### Exercise
Nothing but the lines from the one containing "What does this" to the end of the data should be returned, each exactly as written.

### Records
^^^^^^^^^^^^^^^^

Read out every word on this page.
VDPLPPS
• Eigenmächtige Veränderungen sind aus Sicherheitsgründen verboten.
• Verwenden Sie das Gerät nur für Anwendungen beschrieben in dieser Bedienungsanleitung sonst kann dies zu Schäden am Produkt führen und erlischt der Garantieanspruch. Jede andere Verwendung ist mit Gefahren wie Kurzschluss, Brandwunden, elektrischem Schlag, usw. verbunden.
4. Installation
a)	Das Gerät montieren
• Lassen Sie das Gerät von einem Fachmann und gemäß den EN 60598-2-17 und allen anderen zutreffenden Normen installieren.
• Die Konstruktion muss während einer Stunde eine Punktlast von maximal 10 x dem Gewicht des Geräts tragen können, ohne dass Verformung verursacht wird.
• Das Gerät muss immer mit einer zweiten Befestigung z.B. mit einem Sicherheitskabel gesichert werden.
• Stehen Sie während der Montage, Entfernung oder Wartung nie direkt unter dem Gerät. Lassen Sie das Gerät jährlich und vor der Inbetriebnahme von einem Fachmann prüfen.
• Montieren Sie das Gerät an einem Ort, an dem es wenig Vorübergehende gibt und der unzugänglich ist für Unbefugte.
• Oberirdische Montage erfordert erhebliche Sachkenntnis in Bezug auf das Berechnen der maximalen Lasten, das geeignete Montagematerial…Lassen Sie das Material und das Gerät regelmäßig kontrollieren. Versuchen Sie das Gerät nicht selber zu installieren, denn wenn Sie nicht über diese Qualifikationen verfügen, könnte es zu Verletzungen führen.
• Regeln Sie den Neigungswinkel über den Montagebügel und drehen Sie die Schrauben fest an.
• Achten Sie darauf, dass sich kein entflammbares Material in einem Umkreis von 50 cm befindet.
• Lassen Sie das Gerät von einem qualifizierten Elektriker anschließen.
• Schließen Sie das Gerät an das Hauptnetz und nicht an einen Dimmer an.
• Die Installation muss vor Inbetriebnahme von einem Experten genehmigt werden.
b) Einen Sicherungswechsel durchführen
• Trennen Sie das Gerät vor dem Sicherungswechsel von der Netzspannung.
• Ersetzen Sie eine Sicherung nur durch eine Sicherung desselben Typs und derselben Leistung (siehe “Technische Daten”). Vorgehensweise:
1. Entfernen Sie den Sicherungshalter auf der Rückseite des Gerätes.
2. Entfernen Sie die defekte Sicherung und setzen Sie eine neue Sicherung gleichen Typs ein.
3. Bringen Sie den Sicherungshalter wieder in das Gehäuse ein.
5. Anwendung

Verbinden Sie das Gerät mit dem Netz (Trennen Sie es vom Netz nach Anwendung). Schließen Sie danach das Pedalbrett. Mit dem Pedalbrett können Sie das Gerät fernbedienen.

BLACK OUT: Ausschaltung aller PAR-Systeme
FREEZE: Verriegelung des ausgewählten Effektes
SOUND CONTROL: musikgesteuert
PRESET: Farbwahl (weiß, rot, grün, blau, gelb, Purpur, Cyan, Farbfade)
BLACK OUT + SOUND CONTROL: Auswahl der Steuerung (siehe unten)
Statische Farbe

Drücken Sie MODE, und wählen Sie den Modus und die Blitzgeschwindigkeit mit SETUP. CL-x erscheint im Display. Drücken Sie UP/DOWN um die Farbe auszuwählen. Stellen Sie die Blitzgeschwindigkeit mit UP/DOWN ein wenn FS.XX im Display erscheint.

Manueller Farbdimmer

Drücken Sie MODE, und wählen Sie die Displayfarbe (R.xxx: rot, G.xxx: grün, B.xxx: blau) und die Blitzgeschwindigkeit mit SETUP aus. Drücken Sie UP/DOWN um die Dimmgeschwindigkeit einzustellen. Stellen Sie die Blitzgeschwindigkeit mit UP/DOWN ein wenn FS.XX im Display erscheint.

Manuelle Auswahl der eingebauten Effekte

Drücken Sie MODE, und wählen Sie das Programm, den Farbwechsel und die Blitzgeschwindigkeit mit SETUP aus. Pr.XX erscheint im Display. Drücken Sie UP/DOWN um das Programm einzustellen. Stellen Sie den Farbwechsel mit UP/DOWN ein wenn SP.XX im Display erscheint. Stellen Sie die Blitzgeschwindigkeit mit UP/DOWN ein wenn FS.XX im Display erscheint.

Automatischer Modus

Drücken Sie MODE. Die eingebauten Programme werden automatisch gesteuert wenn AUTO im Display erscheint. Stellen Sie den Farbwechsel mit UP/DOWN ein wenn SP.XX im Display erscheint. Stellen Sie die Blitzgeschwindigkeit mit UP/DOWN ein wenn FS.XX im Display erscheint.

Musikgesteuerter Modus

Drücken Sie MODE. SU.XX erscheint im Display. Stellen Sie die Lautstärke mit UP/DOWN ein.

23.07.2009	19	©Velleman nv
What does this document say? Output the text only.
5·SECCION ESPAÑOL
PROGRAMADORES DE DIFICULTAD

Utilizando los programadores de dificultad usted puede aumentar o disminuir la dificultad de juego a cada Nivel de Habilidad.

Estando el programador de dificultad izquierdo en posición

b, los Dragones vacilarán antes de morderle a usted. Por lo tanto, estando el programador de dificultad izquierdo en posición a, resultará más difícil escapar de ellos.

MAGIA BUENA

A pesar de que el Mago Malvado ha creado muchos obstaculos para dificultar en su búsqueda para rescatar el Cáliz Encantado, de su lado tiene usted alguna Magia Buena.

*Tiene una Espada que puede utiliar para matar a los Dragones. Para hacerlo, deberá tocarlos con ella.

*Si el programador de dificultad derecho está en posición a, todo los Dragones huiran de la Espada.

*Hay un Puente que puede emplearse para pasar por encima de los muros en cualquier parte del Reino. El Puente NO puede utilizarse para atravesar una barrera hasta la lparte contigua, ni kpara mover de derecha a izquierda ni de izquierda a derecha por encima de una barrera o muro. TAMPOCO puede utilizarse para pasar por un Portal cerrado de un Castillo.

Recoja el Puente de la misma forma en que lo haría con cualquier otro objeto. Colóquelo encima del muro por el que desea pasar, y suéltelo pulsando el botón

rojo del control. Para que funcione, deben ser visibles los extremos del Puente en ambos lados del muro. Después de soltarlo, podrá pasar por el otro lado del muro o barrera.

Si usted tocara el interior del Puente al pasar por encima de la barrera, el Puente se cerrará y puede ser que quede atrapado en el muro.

^^^^^^^^^^^^^^^^

### Answer to the exercise
What does this document say? Output the text only.
5·SECCION ESPAÑOL
PROGRAMADORES DE DIFICULTAD

Utilizando los programadores de dificultad usted puede aumentar o disminuir la dificultad de juego a cada Nivel de Habilidad.

Estando el programador de dificultad izquierdo en posición

b, los Dragones vacilarán antes de morderle a usted. Por lo tanto, estando el programador de dificultad izquierdo en posición a, resultará más difícil escapar de ellos.

MAGIA BUENA

A pesar de que el Mago Malvado ha creado muchos obstaculos para dificultar en su búsqueda para rescatar el Cáliz Encantado, de su lado tiene usted alguna Magia Buena.

*Tiene una Espada que puede utiliar para matar a los Dragones. Para hacerlo, deberá tocarlos con ella.

*Si el programador de dificultad derecho está en posición a, todo los Dragones huiran de la Espada.

*Hay un Puente que puede emplearse para pasar por encima de los muros en cualquier parte del Reino. El Puente NO puede utilizarse para atravesar una barrera hasta la lparte contigua, ni kpara mover de derecha a izquierda ni de izquierda a derecha por encima de una barrera o muro. TAMPOCO puede utilizarse para pasar por un Portal cerrado de un Castillo.

Recoja el Puente de la misma forma en que lo haría con cualquier otro objeto. Colóquelo encima del muro por el que desea pasar, y suéltelo pulsando el botón

rojo del control. Para que funcione, deben ser visibles los extremos del Puente en ambos lados del muro. Después de soltarlo, podrá pasar por el otro lado del muro o barrera.

Si usted tocara el interior del Puente al pasar por encima de la barrera, el Puente se cerrará y puede ser que quede atrapado en el muro.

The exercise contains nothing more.